Job —
Repeat each entry exactly and drop the pictures.

Given data —
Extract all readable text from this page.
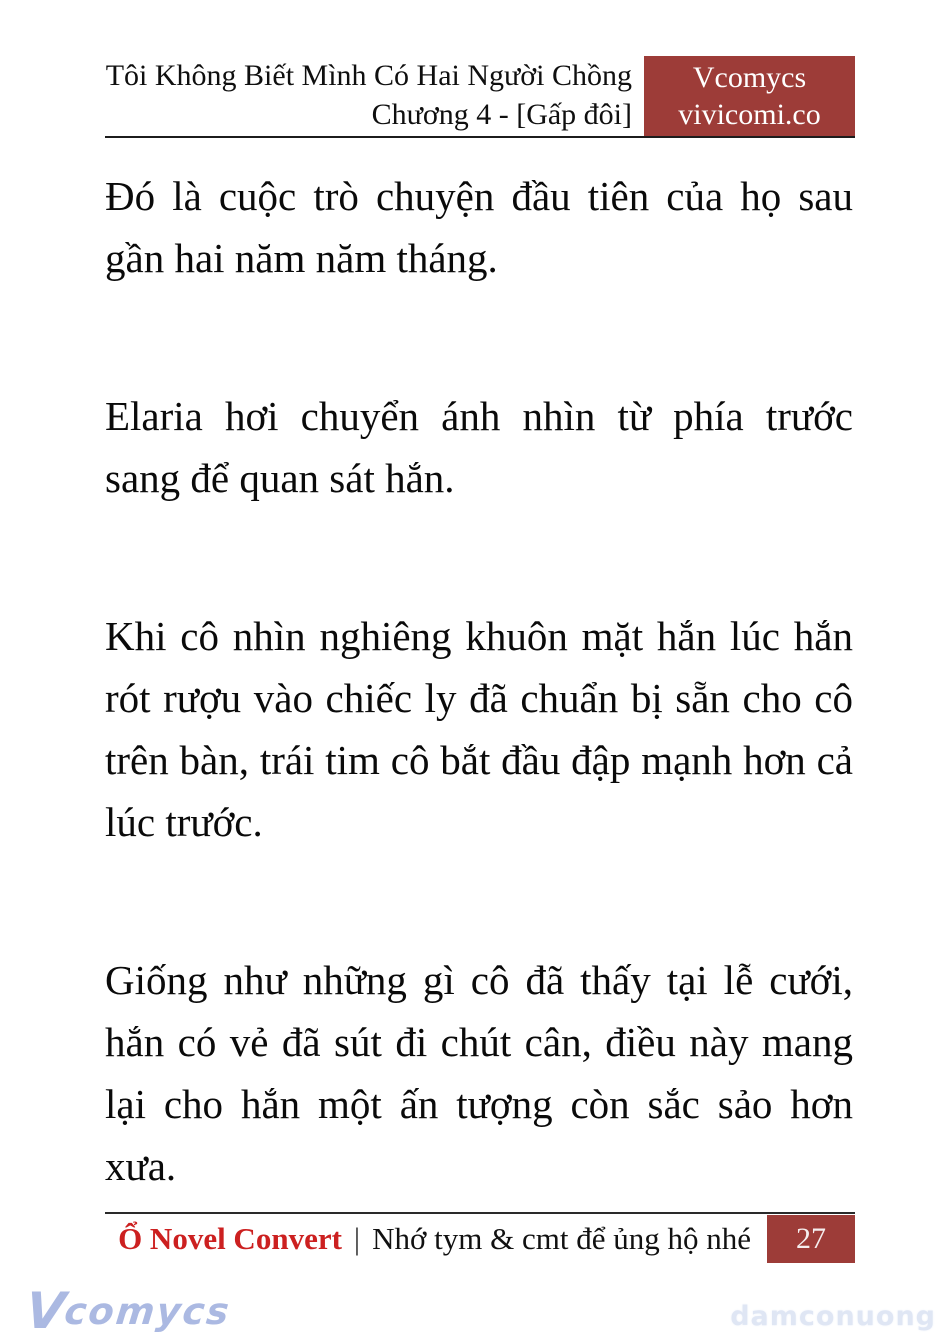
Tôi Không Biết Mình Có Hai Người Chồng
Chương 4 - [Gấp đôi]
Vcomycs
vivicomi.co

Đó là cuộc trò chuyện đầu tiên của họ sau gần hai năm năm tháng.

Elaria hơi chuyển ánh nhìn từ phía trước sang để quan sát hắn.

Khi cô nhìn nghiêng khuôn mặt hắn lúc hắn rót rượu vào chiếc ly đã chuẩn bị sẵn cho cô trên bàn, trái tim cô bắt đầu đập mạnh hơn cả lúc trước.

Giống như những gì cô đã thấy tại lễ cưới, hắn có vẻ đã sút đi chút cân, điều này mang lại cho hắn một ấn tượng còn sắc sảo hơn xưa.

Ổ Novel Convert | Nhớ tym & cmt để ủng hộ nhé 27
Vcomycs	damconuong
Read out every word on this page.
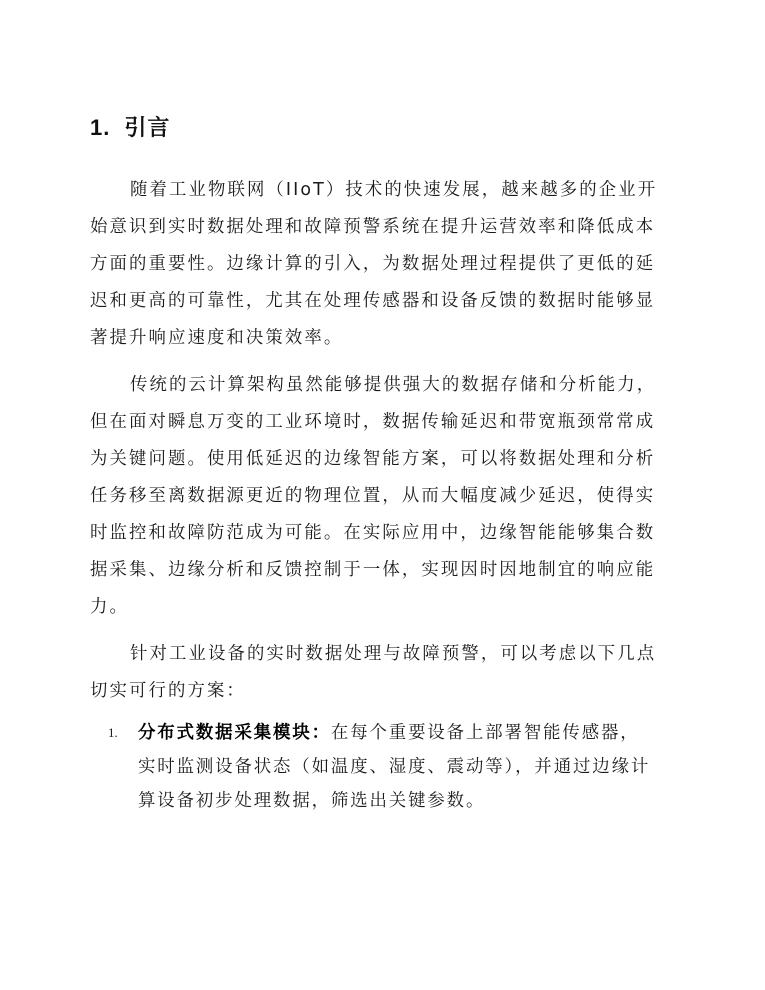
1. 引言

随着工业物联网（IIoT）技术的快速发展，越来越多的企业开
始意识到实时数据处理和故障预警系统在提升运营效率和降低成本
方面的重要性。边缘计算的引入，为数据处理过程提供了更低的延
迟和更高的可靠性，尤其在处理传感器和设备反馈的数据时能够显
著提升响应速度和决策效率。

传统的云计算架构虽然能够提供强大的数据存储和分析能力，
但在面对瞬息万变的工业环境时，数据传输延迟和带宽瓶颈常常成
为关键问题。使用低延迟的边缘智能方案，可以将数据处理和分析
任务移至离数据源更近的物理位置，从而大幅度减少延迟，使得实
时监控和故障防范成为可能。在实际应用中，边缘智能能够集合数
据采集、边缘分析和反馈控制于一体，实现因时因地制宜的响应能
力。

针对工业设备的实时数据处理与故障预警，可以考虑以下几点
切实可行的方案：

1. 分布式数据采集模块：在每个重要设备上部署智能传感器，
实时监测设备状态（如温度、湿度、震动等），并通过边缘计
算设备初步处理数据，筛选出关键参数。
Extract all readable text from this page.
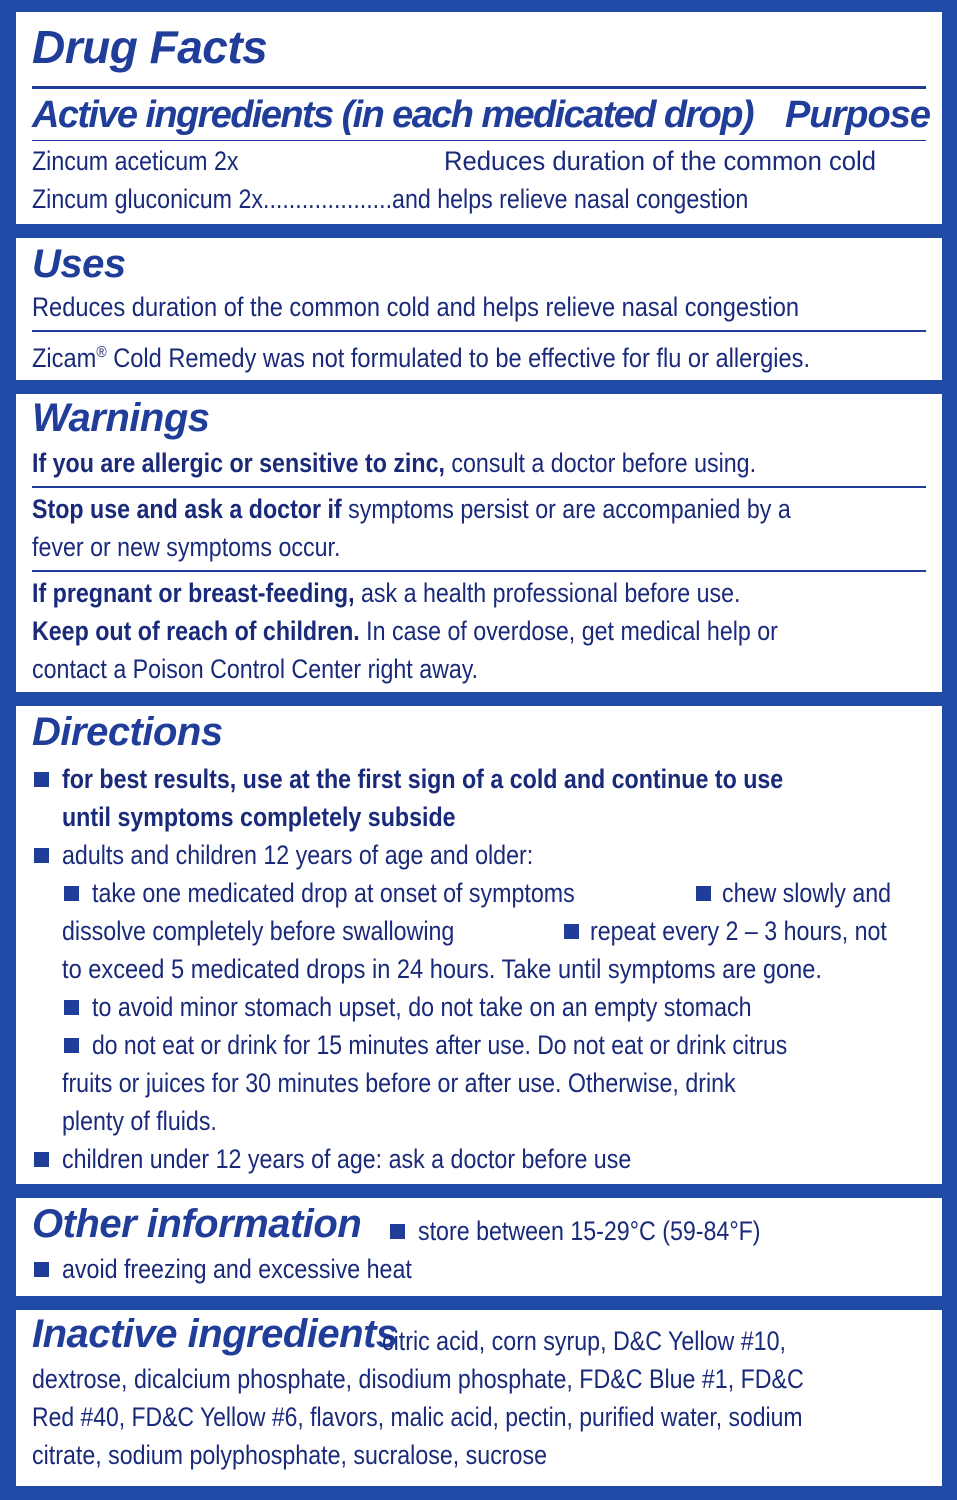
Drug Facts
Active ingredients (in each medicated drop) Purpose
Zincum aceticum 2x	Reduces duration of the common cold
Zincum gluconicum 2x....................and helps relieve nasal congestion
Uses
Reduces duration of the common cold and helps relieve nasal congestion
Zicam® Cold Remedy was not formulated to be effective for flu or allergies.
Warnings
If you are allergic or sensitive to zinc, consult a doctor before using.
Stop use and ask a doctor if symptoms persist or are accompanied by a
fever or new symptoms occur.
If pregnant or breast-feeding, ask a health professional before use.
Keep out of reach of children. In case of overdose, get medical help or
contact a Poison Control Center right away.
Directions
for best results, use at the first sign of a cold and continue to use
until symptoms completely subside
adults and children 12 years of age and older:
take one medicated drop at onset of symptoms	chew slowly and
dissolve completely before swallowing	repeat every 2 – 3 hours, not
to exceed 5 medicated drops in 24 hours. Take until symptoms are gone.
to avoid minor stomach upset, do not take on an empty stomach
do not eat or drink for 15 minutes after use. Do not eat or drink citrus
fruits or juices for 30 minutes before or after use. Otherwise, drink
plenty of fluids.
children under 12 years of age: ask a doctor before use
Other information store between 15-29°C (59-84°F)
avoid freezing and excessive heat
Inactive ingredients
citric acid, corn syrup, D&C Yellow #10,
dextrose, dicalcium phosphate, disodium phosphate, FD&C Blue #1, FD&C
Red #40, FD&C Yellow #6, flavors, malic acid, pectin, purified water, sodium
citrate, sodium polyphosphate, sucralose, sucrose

Solution to the problem —
Extract all readable text from this page.
Tôi Không Biết Mình Có Hai Người Chồng
Chương 4 - [Gấp đôi]
Vcomycs
vivicomi.co

Đó là cuộc trò chuyện đầu tiên của họ sau gần hai năm năm tháng.

Elaria hơi chuyển ánh nhìn từ phía trước sang để quan sát hắn.

Khi cô nhìn nghiêng khuôn mặt hắn lúc hắn rót rượu vào chiếc ly đã chuẩn bị sẵn cho cô trên bàn, trái tim cô bắt đầu đập mạnh hơn cả lúc trước.

Giống như những gì cô đã thấy tại lễ cưới, hắn có vẻ đã sút đi chút cân, điều này mang lại cho hắn một ấn tượng còn sắc sảo hơn xưa.

Ổ Novel Convert | Nhớ tym & cmt để ủng hộ nhé 27
Vcomycs	damconuong
Read out every word on this page.
1. 引言

随着工业物联网（IIoT）技术的快速发展，越来越多的企业开
始意识到实时数据处理和故障预警系统在提升运营效率和降低成本
方面的重要性。边缘计算的引入，为数据处理过程提供了更低的延
迟和更高的可靠性，尤其在处理传感器和设备反馈的数据时能够显
著提升响应速度和决策效率。

传统的云计算架构虽然能够提供强大的数据存储和分析能力，
但在面对瞬息万变的工业环境时，数据传输延迟和带宽瓶颈常常成
为关键问题。使用低延迟的边缘智能方案，可以将数据处理和分析
任务移至离数据源更近的物理位置，从而大幅度减少延迟，使得实
时监控和故障防范成为可能。在实际应用中，边缘智能能够集合数
据采集、边缘分析和反馈控制于一体，实现因时因地制宜的响应能
力。

针对工业设备的实时数据处理与故障预警，可以考虑以下几点
切实可行的方案：

1. 分布式数据采集模块：在每个重要设备上部署智能传感器，
实时监测设备状态（如温度、湿度、震动等），并通过边缘计
算设备初步处理数据，筛选出关键参数。
Extract all readable text from this page.
Drug Facts
Active ingredients (in each medicated drop) Purpose
Zincum aceticum 2x	Reduces duration of the common cold
Zincum gluconicum 2x....................and helps relieve nasal congestion
Uses
Reduces duration of the common cold and helps relieve nasal congestion
Zicam® Cold Remedy was not formulated to be effective for flu or allergies.
Warnings
If you are allergic or sensitive to zinc, consult a doctor before using.
Stop use and ask a doctor if symptoms persist or are accompanied by a
fever or new symptoms occur.
If pregnant or breast-feeding, ask a health professional before use.
Keep out of reach of children. In case of overdose, get medical help or
contact a Poison Control Center right away.
Directions
for best results, use at the first sign of a cold and continue to use
until symptoms completely subside
adults and children 12 years of age and older:
take one medicated drop at onset of symptoms	chew slowly and
dissolve completely before swallowing	repeat every 2 – 3 hours, not
to exceed 5 medicated drops in 24 hours. Take until symptoms are gone.
to avoid minor stomach upset, do not take on an empty stomach
do not eat or drink for 15 minutes after use. Do not eat or drink citrus
fruits or juices for 30 minutes before or after use. Otherwise, drink
plenty of fluids.
children under 12 years of age: ask a doctor before use
Other information store between 15-29°C (59-84°F)
avoid freezing and excessive heat
Inactive ingredients
citric acid, corn syrup, D&C Yellow #10,
dextrose, dicalcium phosphate, disodium phosphate, FD&C Blue #1, FD&C
Red #40, FD&C Yellow #6, flavors, malic acid, pectin, purified water, sodium
citrate, sodium polyphosphate, sucralose, sucrose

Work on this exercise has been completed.